= WHAT NEEDS TO BE DONE =
Select every line containing the word "بصفة" from the material, and copy those lines.

[Begin DATA LINES]

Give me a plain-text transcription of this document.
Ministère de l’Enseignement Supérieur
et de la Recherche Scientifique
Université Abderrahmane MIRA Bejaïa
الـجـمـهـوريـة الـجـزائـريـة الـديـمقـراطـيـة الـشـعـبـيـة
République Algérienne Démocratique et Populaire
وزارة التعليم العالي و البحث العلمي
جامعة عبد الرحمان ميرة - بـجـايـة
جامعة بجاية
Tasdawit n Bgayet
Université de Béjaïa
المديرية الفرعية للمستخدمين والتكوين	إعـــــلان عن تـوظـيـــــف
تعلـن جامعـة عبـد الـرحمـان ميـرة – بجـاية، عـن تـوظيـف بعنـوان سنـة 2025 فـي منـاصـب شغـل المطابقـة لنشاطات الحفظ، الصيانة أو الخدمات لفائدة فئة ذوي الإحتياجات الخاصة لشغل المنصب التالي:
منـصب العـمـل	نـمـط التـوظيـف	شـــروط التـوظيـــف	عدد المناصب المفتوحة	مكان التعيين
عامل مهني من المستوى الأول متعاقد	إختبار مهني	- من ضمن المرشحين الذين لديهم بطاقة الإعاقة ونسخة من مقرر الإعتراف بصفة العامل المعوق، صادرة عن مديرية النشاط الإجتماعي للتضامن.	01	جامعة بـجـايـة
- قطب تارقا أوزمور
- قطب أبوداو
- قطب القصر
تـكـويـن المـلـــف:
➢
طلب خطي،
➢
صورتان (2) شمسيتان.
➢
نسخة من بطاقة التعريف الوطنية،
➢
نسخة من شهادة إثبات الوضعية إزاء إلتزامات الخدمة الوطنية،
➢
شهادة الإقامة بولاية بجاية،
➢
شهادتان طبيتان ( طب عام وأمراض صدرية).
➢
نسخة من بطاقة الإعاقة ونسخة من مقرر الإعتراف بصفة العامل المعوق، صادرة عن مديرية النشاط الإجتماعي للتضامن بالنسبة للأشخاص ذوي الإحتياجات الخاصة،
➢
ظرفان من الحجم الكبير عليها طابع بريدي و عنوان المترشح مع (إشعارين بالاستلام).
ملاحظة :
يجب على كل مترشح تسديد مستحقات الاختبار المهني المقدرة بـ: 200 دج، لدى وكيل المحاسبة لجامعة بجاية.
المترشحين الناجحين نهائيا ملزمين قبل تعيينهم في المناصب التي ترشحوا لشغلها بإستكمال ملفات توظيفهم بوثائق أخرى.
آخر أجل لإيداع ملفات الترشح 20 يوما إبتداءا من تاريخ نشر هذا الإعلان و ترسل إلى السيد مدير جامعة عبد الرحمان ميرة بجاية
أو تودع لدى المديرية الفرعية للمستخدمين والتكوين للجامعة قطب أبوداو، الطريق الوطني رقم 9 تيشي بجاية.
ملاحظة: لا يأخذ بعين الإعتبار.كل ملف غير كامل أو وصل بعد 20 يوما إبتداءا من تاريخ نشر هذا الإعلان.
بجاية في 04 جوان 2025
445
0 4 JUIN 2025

[End DATA LINES]

= TASK OUTPUT =
عامل مهني من المستوى الأول متعاقد	إختبار مهني	- من ضمن المرشحين الذين لديهم بطاقة الإعاقة ونسخة من مقرر الإعتراف بصفة العامل المعوق، صادرة عن مديرية النشاط الإجتماعي للتضامن.	01	جامعة بـجـايـة
نسخة من بطاقة الإعاقة ونسخة من مقرر الإعتراف بصفة العامل المعوق، صادرة عن مديرية النشاط الإجتماعي للتضامن بالنسبة للأشخاص ذوي الإحتياجات الخاصة،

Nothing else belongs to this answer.